━━━━━ Data for this task
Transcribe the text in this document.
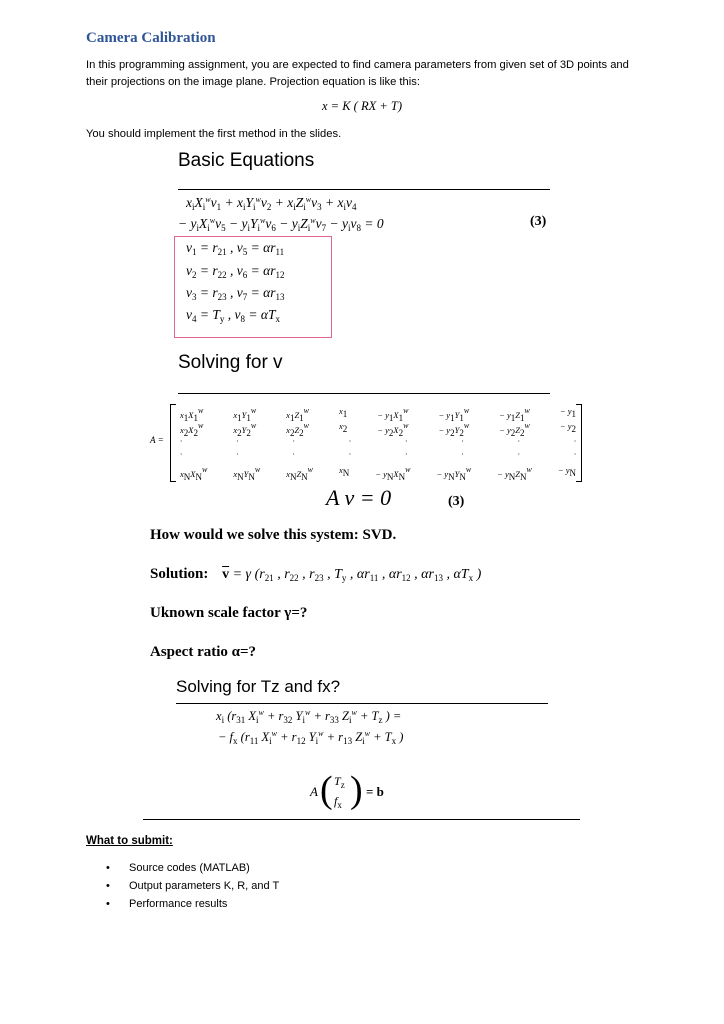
Camera Calibration
In this programming assignment, you are expected to find camera parameters from given set of 3D points and their projections on the image plane. Projection equation is like this:
x = K ( RX + T)
You should implement the first method in the slides.
Basic Equations
$x_iX_i^wv_1 + x_iY_i^wv_2 + x_iZ_i^wv_3 + x_iv_4$
− $y_iX_i^wv_5 - y_iY_i^wv_6 - y_iZ_i^wv_7 - y_iv_8 = 0$	(3)
$v_1 = r_{21}$ , $v_5 = \alpha r_{11}$
$v_2 = r_{22}$ , $v_6 = \alpha r_{12}$
$v_3 = r_{23}$ , $v_7 = \alpha r_{13}$
$v_4 = T_y$ , $v_8 = \alpha T_x$
Solving for v
A =
x1X1w	x1Y1w	x1Z1w	x1	− y1X1w	− y1Y1w	− y1Z1w	− y1
x2X2w	x2Y2w	x2Z2w	x2	− y2X2w	− y2Y2w	− y2Z2w	− y2
·	·	·	·	·	·	·	·
·	·	·	·	·	·	·	·
xNXNw	xNYNw	xNZNw	xN	− yNXNw	− yNYNw	− yNZNw	− yN
A v = 0	(3)
How would we solve this system: SVD.
Solution: $\overline{v} = \gamma$ ($r_{21}$ , $r_{22}$ , $r_{23}$ , $T_y$ , $\alpha r_{11}$ , $\alpha r_{12}$ , $\alpha r_{13}$ , $\alpha T_x$ )
Uknown scale factor γ=?
Aspect ratio α=?
Solving for Tz and fx?
$x_i$ ($r_{31}$ $X_i^w + r_{32}$ $Y_i^w + r_{33}$ $Z_i^w + T_z$ ) =
− $f_x$ ($r_{11}$ $X_i^w + r_{12}$ $Y_i^w + r_{13}$ $Z_i^w + T_x$ )
A ( $T_z$
$f_x$ ) = b
What to submit:
• Source codes (MATLAB)
• Output parameters K, R, and T
• Performance results
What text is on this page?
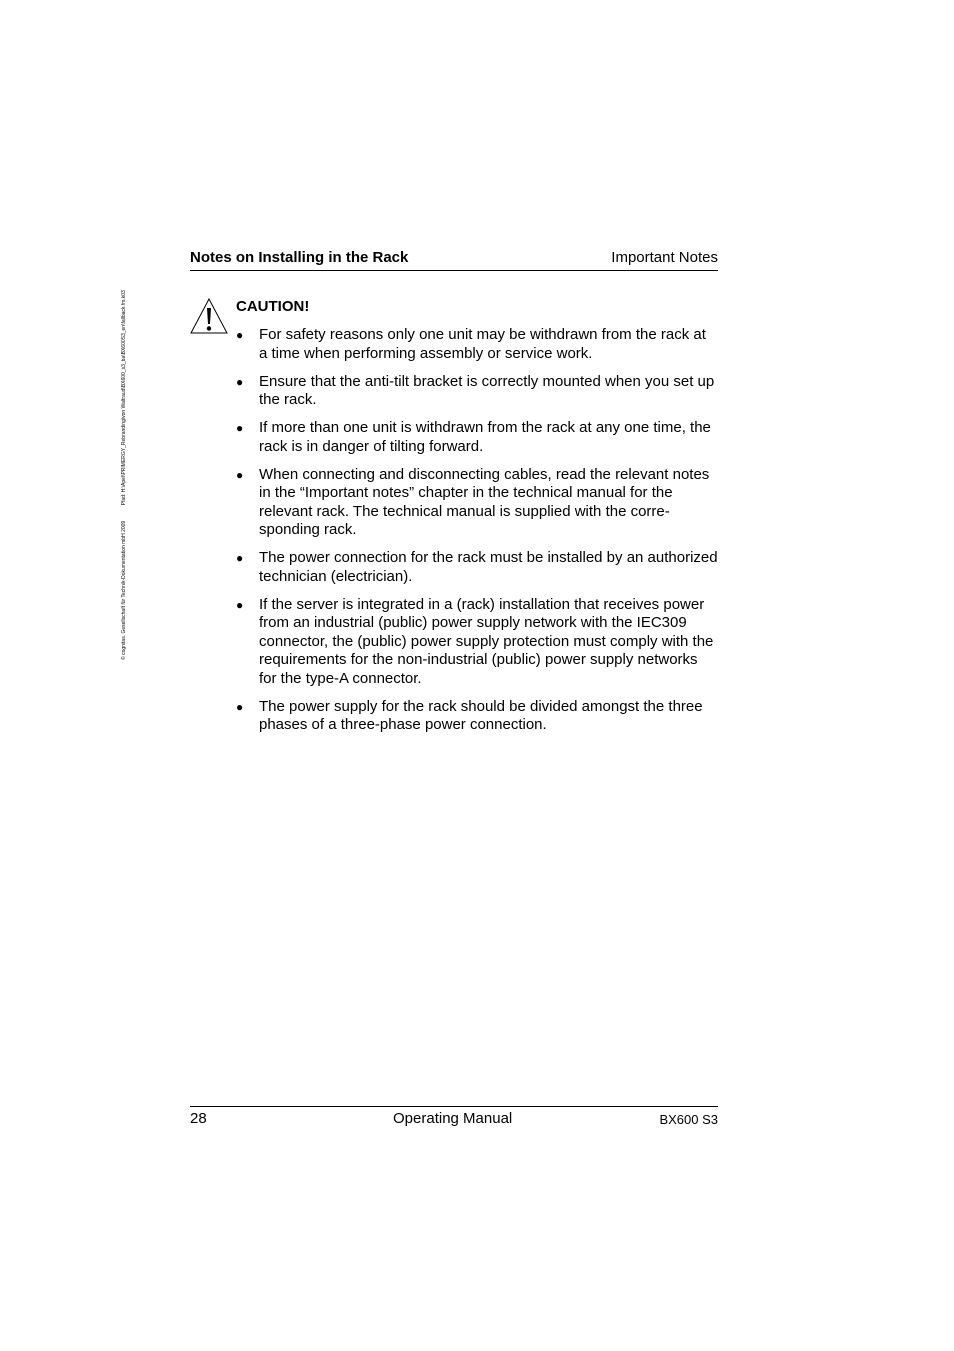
© cognitas. Gesellschaft für Technik-Dokumentation mbH 2009 Pfad: H:\Apel\PRIMERGY_Rebranding\von Waltraud\BX600_s3_ba\BX600S3_en\fallback.fm.k03
Notes on Installing in the Rack	Important Notes
CAUTION!
● For safety reasons only one unit may be withdrawn from the rack at a time when performing assembly or service work.
● Ensure that the anti-tilt bracket is correctly mounted when you set up the rack.
● If more than one unit is withdrawn from the rack at any one time, the rack is in danger of tilting forward.
● When connecting and disconnecting cables, read the relevant notes in the “Important notes” chapter in the technical manual for the relevant rack. The technical manual is supplied with the corre-sponding rack.
● The power connection for the rack must be installed by an authorized technician (electrician).
● If the server is integrated in a (rack) installation that receives power from an industrial (public) power supply network with the IEC309 connector, the (public) power supply protection must comply with the requirements for the non-industrial (public) power supply networks for the type-A connector.
● The power supply for the rack should be divided amongst the three phases of a three-phase power connection.
28	Operating Manual	BX600 S3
━━━━━━━━━━
### Directions
Each record above is to be restated exactly, with its pictures removed from the copy.

### Exercise solution
Transcribe the text in this document.
Camera Calibration
In this programming assignment, you are expected to find camera parameters from given set of 3D points and their projections on the image plane. Projection equation is like this:
x = K ( RX + T)
You should implement the first method in the slides.
Basic Equations
$x_iX_i^wv_1 + x_iY_i^wv_2 + x_iZ_i^wv_3 + x_iv_4$
− $y_iX_i^wv_5 - y_iY_i^wv_6 - y_iZ_i^wv_7 - y_iv_8 = 0$	(3)
$v_1 = r_{21}$ , $v_5 = \alpha r_{11}$
$v_2 = r_{22}$ , $v_6 = \alpha r_{12}$
$v_3 = r_{23}$ , $v_7 = \alpha r_{13}$
$v_4 = T_y$ , $v_8 = \alpha T_x$
Solving for v
A =
x1X1w	x1Y1w	x1Z1w	x1	− y1X1w	− y1Y1w	− y1Z1w	− y1
x2X2w	x2Y2w	x2Z2w	x2	− y2X2w	− y2Y2w	− y2Z2w	− y2
·	·	·	·	·	·	·	·
·	·	·	·	·	·	·	·
xNXNw	xNYNw	xNZNw	xN	− yNXNw	− yNYNw	− yNZNw	− yN
A v = 0	(3)
How would we solve this system: SVD.
Solution: $\overline{v} = \gamma$ ($r_{21}$ , $r_{22}$ , $r_{23}$ , $T_y$ , $\alpha r_{11}$ , $\alpha r_{12}$ , $\alpha r_{13}$ , $\alpha T_x$ )
Uknown scale factor γ=?
Aspect ratio α=?
Solving for Tz and fx?
$x_i$ ($r_{31}$ $X_i^w + r_{32}$ $Y_i^w + r_{33}$ $Z_i^w + T_z$ ) =
− $f_x$ ($r_{11}$ $X_i^w + r_{12}$ $Y_i^w + r_{13}$ $Z_i^w + T_x$ )
A ( $T_z$
$f_x$ ) = b
What to submit:
• Source codes (MATLAB)
• Output parameters K, R, and T
• Performance results
What text is on this page?
© cognitas. Gesellschaft für Technik-Dokumentation mbH 2009 Pfad: H:\Apel\PRIMERGY_Rebranding\von Waltraud\BX600_s3_ba\BX600S3_en\fallback.fm.k03
Notes on Installing in the Rack	Important Notes
CAUTION!
● For safety reasons only one unit may be withdrawn from the rack at a time when performing assembly or service work.
● Ensure that the anti-tilt bracket is correctly mounted when you set up the rack.
● If more than one unit is withdrawn from the rack at any one time, the rack is in danger of tilting forward.
● When connecting and disconnecting cables, read the relevant notes in the “Important notes” chapter in the technical manual for the relevant rack. The technical manual is supplied with the corre-sponding rack.
● The power connection for the rack must be installed by an authorized technician (electrician).
● If the server is integrated in a (rack) installation that receives power from an industrial (public) power supply network with the IEC309 connector, the (public) power supply protection must comply with the requirements for the non-industrial (public) power supply networks for the type-A connector.
● The power supply for the rack should be divided amongst the three phases of a three-phase power connection.
28	Operating Manual	BX600 S3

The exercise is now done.